[Collected data]

────────

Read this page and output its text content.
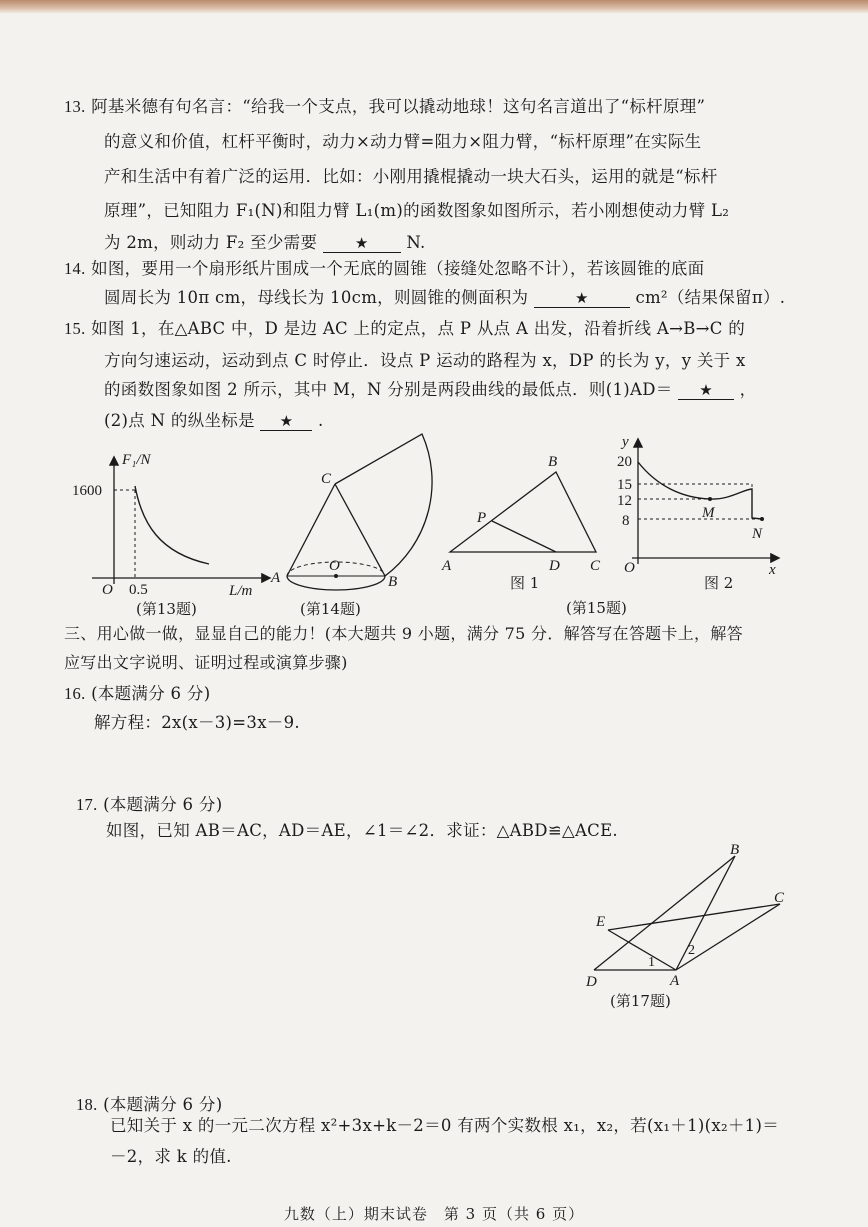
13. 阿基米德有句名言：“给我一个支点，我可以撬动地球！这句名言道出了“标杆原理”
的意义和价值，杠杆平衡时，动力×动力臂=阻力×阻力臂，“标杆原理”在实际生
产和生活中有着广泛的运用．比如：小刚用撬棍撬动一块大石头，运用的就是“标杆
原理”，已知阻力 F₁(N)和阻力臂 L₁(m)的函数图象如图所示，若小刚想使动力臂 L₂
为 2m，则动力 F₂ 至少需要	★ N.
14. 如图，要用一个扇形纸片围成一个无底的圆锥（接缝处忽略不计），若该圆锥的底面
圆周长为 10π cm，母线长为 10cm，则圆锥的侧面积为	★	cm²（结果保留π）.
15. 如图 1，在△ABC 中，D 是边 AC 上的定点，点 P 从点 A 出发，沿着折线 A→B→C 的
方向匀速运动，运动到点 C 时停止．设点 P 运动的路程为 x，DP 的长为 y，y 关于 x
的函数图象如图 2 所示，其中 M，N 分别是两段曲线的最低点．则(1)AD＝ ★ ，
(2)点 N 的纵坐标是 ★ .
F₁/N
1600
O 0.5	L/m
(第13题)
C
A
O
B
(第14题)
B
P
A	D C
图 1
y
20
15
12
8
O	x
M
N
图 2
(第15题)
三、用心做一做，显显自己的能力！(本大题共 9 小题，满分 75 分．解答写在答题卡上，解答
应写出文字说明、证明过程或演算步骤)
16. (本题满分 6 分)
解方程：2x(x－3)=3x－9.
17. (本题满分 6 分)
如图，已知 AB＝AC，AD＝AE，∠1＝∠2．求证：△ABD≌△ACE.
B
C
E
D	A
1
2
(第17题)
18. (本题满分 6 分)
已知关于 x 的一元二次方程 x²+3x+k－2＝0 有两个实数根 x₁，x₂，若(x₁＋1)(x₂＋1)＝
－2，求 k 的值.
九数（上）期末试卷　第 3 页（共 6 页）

────────

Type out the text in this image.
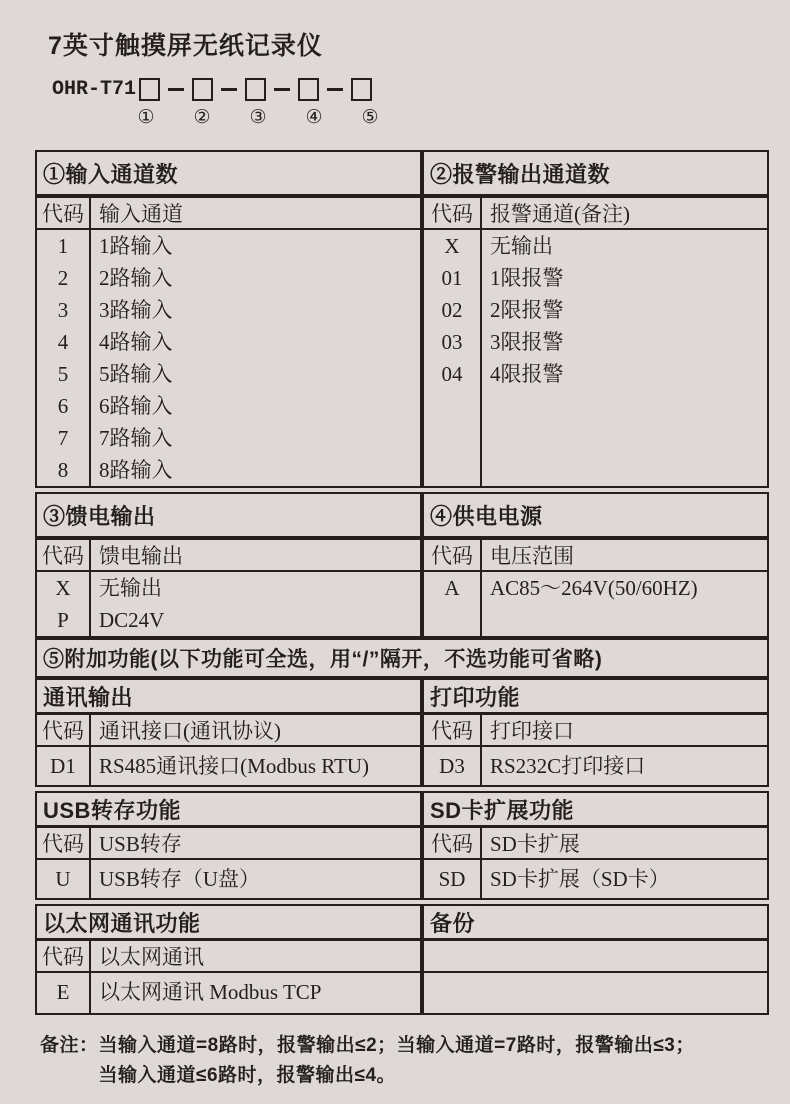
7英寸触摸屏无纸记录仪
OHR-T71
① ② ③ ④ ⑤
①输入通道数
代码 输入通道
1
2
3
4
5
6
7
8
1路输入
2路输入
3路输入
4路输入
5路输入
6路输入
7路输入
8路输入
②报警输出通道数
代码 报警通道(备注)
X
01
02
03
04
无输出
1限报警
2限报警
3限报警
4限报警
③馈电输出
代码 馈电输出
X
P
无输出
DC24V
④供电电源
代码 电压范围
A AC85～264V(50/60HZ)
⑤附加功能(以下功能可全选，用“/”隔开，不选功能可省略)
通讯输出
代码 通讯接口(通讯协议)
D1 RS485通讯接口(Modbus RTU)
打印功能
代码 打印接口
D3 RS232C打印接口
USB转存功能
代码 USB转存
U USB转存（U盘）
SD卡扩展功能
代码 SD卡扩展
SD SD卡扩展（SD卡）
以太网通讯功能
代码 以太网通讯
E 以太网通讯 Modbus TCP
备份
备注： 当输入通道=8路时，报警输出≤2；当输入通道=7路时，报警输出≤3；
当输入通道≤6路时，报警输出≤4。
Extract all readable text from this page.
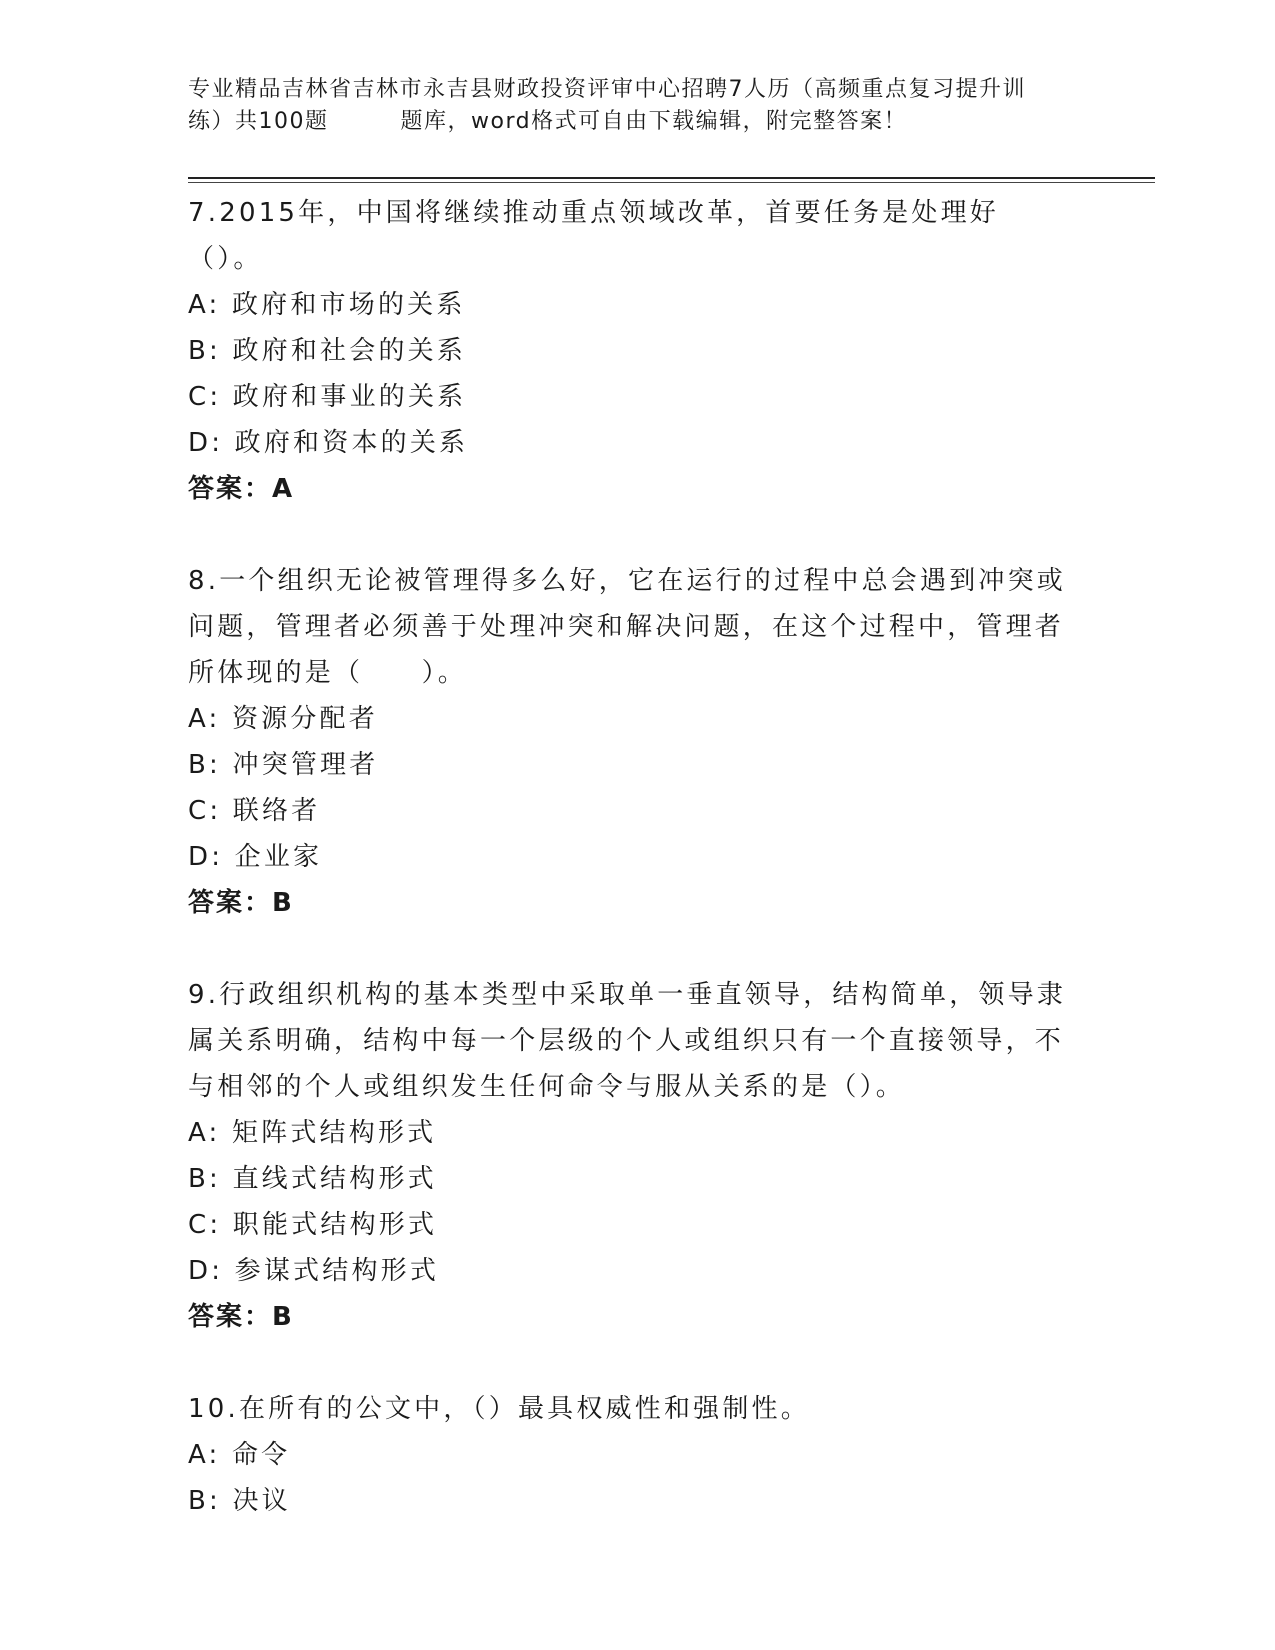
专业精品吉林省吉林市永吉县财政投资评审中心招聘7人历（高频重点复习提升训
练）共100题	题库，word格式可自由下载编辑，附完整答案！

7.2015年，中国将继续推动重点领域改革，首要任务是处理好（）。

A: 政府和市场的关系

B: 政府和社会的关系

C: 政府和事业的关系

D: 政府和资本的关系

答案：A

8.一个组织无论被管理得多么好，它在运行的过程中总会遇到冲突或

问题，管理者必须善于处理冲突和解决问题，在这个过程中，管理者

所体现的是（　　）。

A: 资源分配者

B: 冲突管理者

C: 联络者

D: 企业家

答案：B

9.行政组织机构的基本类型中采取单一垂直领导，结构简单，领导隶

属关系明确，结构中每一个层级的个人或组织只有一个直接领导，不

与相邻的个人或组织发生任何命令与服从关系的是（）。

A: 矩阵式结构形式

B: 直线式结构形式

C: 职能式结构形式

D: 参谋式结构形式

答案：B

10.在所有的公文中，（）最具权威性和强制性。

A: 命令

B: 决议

────────

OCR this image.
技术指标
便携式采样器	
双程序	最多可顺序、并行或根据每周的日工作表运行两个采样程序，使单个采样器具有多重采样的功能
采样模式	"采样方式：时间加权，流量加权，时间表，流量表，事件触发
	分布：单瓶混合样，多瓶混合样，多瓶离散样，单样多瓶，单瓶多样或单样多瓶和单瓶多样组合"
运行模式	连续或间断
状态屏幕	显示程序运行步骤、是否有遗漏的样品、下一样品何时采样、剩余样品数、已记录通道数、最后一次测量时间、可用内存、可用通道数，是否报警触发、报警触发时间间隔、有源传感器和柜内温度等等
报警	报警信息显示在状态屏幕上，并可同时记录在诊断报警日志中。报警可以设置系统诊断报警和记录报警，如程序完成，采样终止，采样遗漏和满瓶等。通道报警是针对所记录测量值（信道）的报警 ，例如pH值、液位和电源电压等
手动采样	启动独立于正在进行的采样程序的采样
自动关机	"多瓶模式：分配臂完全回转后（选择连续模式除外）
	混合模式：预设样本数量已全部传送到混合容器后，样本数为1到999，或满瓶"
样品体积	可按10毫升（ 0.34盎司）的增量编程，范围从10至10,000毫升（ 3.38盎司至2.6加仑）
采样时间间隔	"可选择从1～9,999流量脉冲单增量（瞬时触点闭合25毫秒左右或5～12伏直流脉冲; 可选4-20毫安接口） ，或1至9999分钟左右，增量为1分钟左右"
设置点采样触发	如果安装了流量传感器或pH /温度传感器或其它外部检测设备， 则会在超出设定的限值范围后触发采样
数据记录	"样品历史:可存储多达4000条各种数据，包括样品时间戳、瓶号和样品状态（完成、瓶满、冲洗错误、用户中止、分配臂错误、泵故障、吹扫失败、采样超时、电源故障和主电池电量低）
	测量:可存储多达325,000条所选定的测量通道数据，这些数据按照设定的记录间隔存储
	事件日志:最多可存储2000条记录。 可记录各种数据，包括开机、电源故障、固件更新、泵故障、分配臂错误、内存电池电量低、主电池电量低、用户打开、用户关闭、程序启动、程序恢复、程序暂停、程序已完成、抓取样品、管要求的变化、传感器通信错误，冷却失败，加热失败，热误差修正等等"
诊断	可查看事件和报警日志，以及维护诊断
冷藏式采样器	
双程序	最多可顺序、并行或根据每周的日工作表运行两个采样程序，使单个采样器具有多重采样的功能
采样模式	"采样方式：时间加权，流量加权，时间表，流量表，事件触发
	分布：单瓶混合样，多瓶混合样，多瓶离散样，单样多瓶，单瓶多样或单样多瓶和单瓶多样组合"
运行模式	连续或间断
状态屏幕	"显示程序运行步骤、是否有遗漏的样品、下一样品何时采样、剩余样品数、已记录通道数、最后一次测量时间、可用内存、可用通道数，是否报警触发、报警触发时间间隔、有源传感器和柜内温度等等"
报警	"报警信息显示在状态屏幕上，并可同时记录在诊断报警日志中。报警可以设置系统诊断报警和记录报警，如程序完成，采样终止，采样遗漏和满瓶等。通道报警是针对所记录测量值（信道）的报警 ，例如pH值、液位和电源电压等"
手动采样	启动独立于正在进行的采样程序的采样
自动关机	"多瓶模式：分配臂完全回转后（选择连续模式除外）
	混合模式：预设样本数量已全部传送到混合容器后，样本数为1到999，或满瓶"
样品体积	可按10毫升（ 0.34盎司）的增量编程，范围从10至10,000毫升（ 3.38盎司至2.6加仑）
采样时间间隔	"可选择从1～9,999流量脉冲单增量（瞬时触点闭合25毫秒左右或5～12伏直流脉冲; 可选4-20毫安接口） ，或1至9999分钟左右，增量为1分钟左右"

────────

Prompt
In the entries above, find each line with the word "可用内存" and copy it.

Completed task
状态屏幕	显示程序运行步骤、是否有遗漏的样品、下一样品何时采样、剩余样品数、已记录通道数、最后一次测量时间、可用内存、可用通道数，是否报警触发、报警触发时间间隔、有源传感器和柜内温度等等
状态屏幕	"显示程序运行步骤、是否有遗漏的样品、下一样品何时采样、剩余样品数、已记录通道数、最后一次测量时间、可用内存、可用通道数，是否报警触发、报警触发时间间隔、有源传感器和柜内温度等等"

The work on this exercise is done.